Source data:
:::::

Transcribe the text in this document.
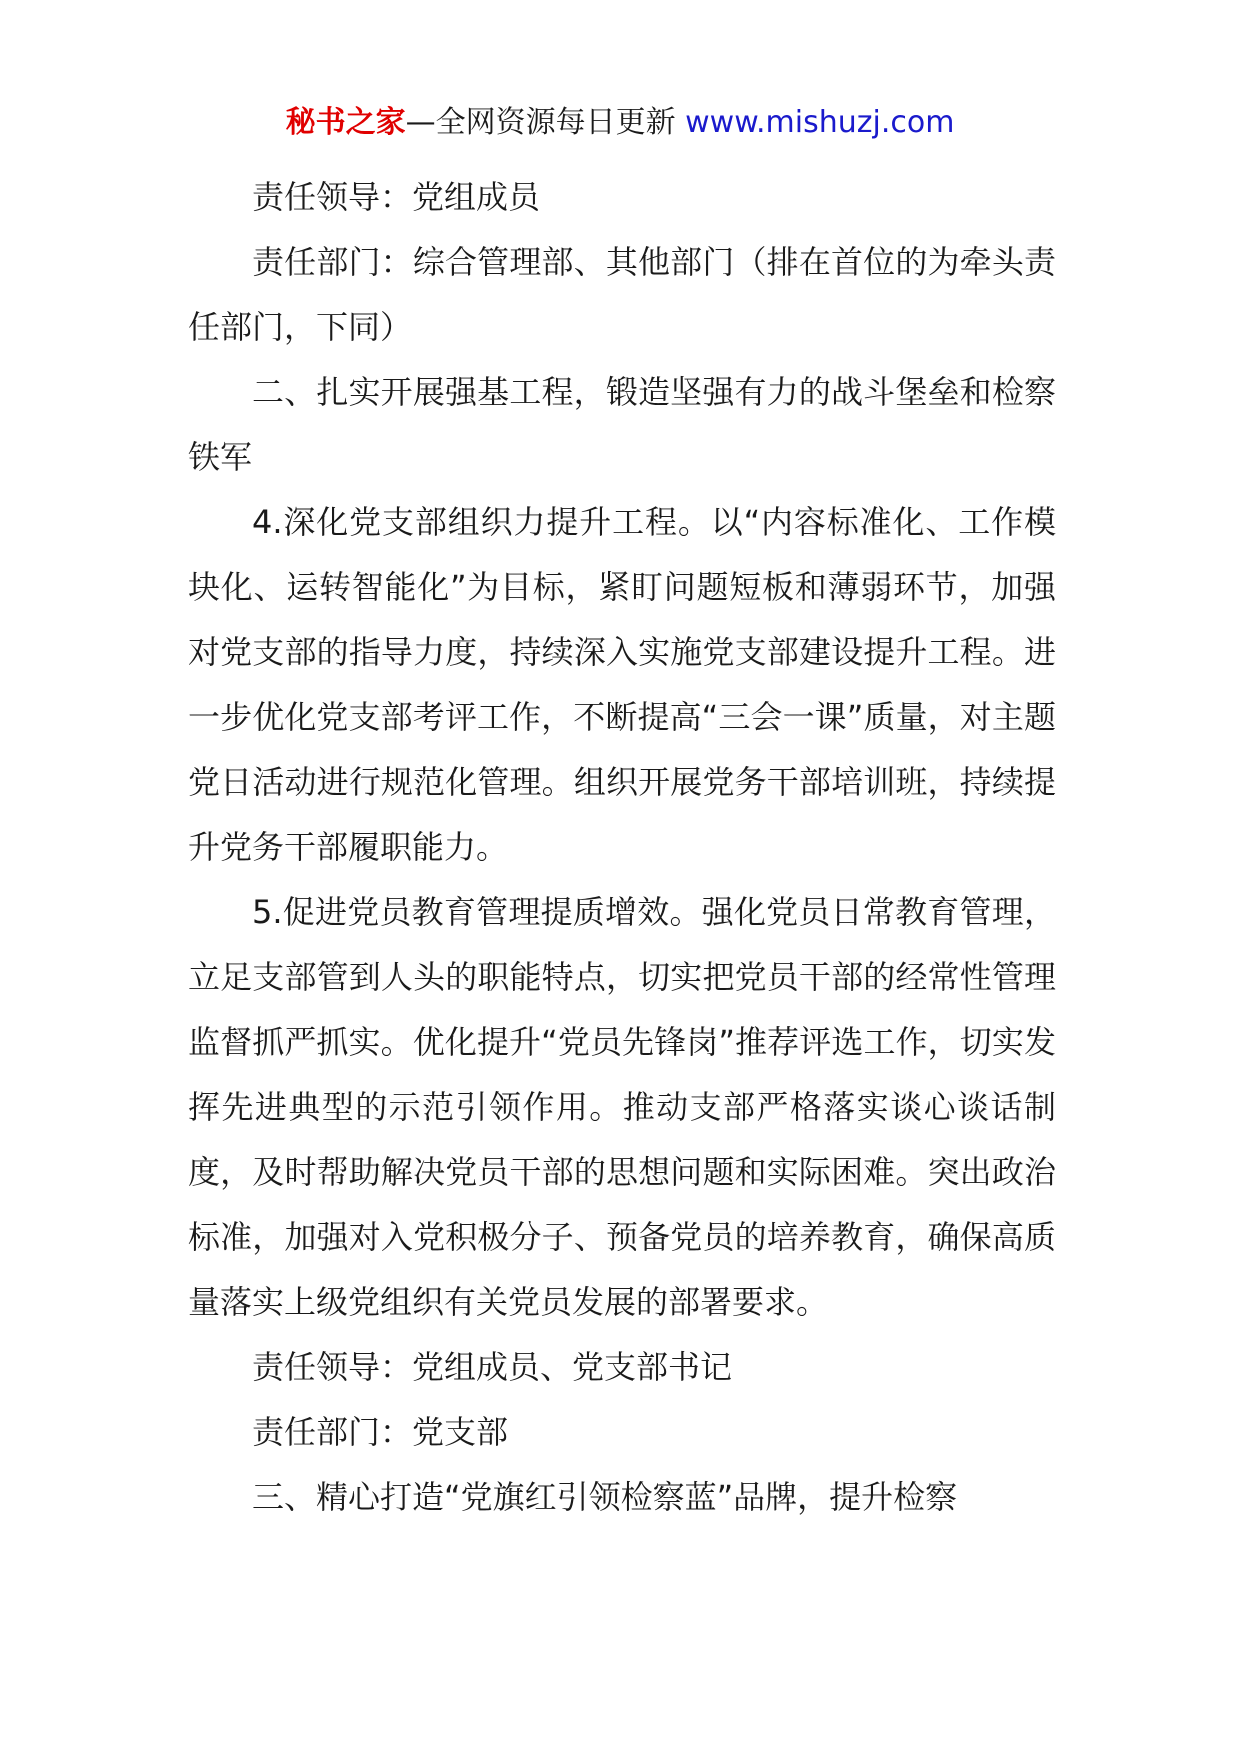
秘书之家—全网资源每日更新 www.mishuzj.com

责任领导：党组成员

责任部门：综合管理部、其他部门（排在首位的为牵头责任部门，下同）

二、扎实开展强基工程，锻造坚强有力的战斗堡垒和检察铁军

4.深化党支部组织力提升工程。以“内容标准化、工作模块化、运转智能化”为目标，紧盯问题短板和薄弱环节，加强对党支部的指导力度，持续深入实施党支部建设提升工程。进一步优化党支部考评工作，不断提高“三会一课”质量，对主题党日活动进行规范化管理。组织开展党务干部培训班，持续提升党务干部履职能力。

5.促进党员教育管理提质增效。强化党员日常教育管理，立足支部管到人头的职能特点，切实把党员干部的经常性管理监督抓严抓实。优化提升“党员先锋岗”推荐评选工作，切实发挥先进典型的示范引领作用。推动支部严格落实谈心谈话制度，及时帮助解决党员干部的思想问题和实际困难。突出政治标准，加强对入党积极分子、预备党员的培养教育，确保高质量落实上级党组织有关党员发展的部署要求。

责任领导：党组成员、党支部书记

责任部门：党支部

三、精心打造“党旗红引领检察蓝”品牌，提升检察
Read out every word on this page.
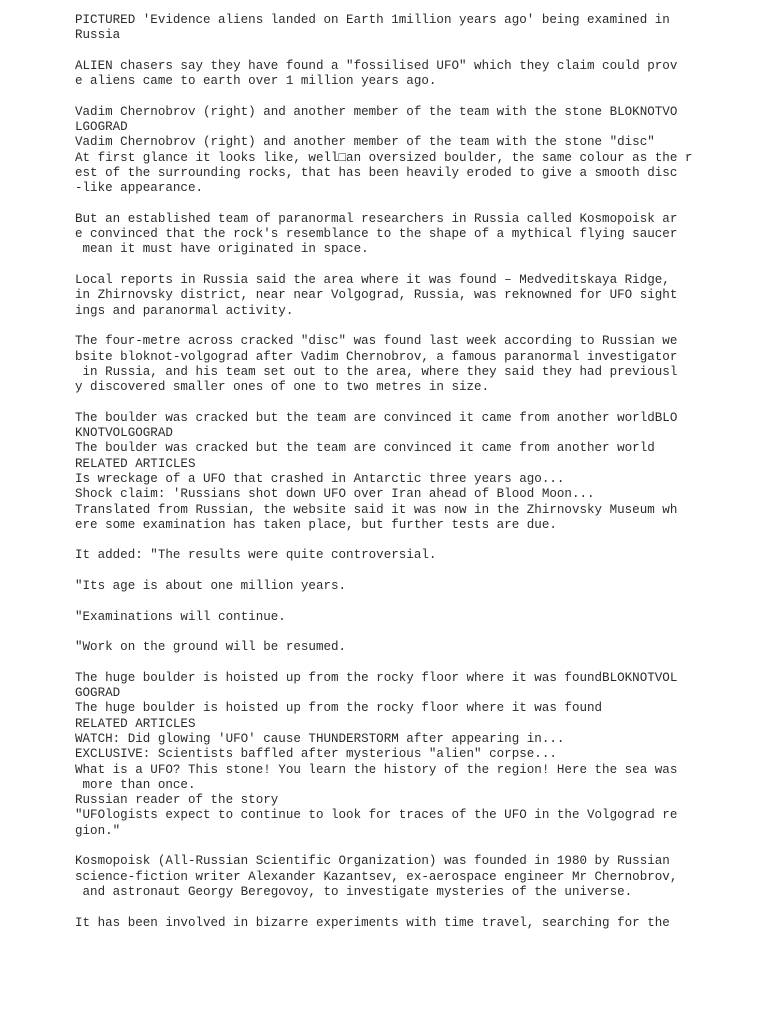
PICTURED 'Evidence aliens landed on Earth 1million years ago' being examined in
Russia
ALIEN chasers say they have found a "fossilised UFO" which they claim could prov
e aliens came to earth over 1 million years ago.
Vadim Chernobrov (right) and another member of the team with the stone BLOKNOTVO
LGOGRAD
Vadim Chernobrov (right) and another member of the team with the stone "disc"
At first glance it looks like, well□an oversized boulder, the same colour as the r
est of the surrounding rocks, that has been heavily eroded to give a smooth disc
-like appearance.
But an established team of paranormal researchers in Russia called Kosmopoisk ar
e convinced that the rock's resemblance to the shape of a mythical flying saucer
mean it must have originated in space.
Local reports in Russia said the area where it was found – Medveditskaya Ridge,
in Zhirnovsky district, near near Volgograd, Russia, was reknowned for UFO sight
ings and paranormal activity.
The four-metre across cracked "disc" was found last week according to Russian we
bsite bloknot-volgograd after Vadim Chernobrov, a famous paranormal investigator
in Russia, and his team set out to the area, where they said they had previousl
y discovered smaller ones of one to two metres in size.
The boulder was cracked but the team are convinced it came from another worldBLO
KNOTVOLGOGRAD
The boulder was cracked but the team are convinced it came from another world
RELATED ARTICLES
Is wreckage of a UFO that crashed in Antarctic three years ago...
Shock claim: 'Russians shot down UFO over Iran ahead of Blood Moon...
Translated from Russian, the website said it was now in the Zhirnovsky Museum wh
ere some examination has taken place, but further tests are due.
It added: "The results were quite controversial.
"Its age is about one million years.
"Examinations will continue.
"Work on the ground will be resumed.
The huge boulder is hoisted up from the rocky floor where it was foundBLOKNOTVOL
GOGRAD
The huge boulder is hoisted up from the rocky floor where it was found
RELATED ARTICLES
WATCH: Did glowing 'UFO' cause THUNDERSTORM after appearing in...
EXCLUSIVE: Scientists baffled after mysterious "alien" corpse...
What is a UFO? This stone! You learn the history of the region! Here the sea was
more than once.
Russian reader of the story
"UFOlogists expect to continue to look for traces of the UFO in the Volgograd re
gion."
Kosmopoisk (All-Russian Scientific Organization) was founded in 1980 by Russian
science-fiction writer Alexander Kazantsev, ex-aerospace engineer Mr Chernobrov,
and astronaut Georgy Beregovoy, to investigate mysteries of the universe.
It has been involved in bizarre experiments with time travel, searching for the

:::::

== Exercise directions ==
Repeat the lines above exactly, and keep every picture out.

== Task result ==
Transcribe the text in this document.
秘书之家—全网资源每日更新 www.mishuzj.com

责任领导：党组成员

责任部门：综合管理部、其他部门（排在首位的为牵头责任部门，下同）

二、扎实开展强基工程，锻造坚强有力的战斗堡垒和检察铁军

4.深化党支部组织力提升工程。以“内容标准化、工作模块化、运转智能化”为目标，紧盯问题短板和薄弱环节，加强对党支部的指导力度，持续深入实施党支部建设提升工程。进一步优化党支部考评工作，不断提高“三会一课”质量，对主题党日活动进行规范化管理。组织开展党务干部培训班，持续提升党务干部履职能力。

5.促进党员教育管理提质增效。强化党员日常教育管理，立足支部管到人头的职能特点，切实把党员干部的经常性管理监督抓严抓实。优化提升“党员先锋岗”推荐评选工作，切实发挥先进典型的示范引领作用。推动支部严格落实谈心谈话制度，及时帮助解决党员干部的思想问题和实际困难。突出政治标准，加强对入党积极分子、预备党员的培养教育，确保高质量落实上级党组织有关党员发展的部署要求。

责任领导：党组成员、党支部书记

责任部门：党支部

三、精心打造“党旗红引领检察蓝”品牌，提升检察
Read out every word on this page.
PICTURED 'Evidence aliens landed on Earth 1million years ago' being examined in
Russia
ALIEN chasers say they have found a "fossilised UFO" which they claim could prov
e aliens came to earth over 1 million years ago.
Vadim Chernobrov (right) and another member of the team with the stone BLOKNOTVO
LGOGRAD
Vadim Chernobrov (right) and another member of the team with the stone "disc"
At first glance it looks like, well□an oversized boulder, the same colour as the r
est of the surrounding rocks, that has been heavily eroded to give a smooth disc
-like appearance.
But an established team of paranormal researchers in Russia called Kosmopoisk ar
e convinced that the rock's resemblance to the shape of a mythical flying saucer
mean it must have originated in space.
Local reports in Russia said the area where it was found – Medveditskaya Ridge,
in Zhirnovsky district, near near Volgograd, Russia, was reknowned for UFO sight
ings and paranormal activity.
The four-metre across cracked "disc" was found last week according to Russian we
bsite bloknot-volgograd after Vadim Chernobrov, a famous paranormal investigator
in Russia, and his team set out to the area, where they said they had previousl
y discovered smaller ones of one to two metres in size.
The boulder was cracked but the team are convinced it came from another worldBLO
KNOTVOLGOGRAD
The boulder was cracked but the team are convinced it came from another world
RELATED ARTICLES
Is wreckage of a UFO that crashed in Antarctic three years ago...
Shock claim: 'Russians shot down UFO over Iran ahead of Blood Moon...
Translated from Russian, the website said it was now in the Zhirnovsky Museum wh
ere some examination has taken place, but further tests are due.
It added: "The results were quite controversial.
"Its age is about one million years.
"Examinations will continue.
"Work on the ground will be resumed.
The huge boulder is hoisted up from the rocky floor where it was foundBLOKNOTVOL
GOGRAD
The huge boulder is hoisted up from the rocky floor where it was found
RELATED ARTICLES
WATCH: Did glowing 'UFO' cause THUNDERSTORM after appearing in...
EXCLUSIVE: Scientists baffled after mysterious "alien" corpse...
What is a UFO? This stone! You learn the history of the region! Here the sea was
more than once.
Russian reader of the story
"UFOlogists expect to continue to look for traces of the UFO in the Volgograd re
gion."
Kosmopoisk (All-Russian Scientific Organization) was founded in 1980 by Russian
science-fiction writer Alexander Kazantsev, ex-aerospace engineer Mr Chernobrov,
and astronaut Georgy Beregovoy, to investigate mysteries of the universe.
It has been involved in bizarre experiments with time travel, searching for the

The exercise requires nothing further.